**EXERCISE INSTRUCTIONS:**
Your task is to extract every line from the material below exactly.

[Source data]
[START]
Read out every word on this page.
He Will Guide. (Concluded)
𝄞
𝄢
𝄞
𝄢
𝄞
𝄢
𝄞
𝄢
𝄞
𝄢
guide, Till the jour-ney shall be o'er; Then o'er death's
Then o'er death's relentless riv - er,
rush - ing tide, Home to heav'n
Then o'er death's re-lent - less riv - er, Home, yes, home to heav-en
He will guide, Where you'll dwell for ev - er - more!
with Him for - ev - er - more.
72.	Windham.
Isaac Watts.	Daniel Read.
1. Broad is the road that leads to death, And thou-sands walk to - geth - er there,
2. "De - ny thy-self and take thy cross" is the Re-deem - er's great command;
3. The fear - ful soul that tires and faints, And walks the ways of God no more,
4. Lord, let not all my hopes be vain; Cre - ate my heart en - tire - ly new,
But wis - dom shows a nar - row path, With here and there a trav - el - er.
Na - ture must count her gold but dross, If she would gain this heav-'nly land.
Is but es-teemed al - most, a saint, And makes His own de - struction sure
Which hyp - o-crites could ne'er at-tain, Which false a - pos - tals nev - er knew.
[END]
**RESULT OF THIS TASK:**
Read out every word on this page.
He Will Guide. (Concluded)
𝄞
𝄢
𝄞
𝄢
𝄞
𝄢
𝄞
𝄢
𝄞
𝄢
guide, Till the jour-ney shall be o'er; Then o'er death's
Then o'er death's relentless riv - er,
rush - ing tide, Home to heav'n
Then o'er death's re-lent - less riv - er, Home, yes, home to heav-en
He will guide, Where you'll dwell for ev - er - more!
with Him for - ev - er - more.
72.	Windham.
Isaac Watts.	Daniel Read.
1. Broad is the road that leads to death, And thou-sands walk to - geth - er there,
2. "De - ny thy-self and take thy cross" is the Re-deem - er's great command;
3. The fear - ful soul that tires and faints, And walks the ways of God no more,
4. Lord, let not all my hopes be vain; Cre - ate my heart en - tire - ly new,
But wis - dom shows a nar - row path, With here and there a trav - el - er.
Na - ture must count her gold but dross, If she would gain this heav-'nly land.
Is but es-teemed al - most, a saint, And makes His own de - struction sure
Which hyp - o-crites could ne'er at-tain, Which false a - pos - tals nev - er knew.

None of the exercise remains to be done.